__TASK INPUT__:
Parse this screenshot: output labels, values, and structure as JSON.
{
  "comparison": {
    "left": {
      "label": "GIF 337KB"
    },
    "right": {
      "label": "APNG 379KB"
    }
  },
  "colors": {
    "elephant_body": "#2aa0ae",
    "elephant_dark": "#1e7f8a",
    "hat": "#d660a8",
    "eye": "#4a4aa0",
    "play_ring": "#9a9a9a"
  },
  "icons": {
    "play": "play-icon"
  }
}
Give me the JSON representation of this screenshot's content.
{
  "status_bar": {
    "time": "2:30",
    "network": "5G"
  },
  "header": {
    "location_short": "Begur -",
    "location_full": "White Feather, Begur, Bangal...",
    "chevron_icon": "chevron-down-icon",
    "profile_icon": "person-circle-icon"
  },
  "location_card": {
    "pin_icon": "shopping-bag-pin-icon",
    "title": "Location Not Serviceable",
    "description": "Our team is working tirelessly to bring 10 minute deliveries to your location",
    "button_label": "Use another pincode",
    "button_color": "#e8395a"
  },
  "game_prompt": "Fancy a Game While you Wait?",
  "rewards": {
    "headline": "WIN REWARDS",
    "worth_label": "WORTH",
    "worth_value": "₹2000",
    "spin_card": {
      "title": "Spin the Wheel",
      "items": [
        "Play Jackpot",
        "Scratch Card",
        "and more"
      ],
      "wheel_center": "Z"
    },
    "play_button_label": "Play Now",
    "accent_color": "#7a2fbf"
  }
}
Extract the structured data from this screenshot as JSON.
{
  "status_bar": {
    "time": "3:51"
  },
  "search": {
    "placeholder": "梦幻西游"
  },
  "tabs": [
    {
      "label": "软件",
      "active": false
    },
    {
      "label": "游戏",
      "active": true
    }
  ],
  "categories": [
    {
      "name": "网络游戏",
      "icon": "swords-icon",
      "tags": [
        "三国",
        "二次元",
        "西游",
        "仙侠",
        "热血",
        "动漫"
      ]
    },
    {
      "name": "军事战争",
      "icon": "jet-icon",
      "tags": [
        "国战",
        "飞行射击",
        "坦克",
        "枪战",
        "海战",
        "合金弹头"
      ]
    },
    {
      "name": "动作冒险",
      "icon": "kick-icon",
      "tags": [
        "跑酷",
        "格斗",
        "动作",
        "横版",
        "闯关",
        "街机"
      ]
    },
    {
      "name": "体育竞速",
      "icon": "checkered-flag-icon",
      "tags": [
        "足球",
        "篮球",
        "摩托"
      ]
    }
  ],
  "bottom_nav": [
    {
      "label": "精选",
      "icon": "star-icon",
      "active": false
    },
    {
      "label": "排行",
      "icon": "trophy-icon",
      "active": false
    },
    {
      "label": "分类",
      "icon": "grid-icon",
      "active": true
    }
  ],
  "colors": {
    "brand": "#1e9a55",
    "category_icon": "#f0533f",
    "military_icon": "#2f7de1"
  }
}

__STATED PROBLEM__: How many lines of the entries above hold the string "name"? Reply with the number alone.

__ANSWER TO THE TASK__: 4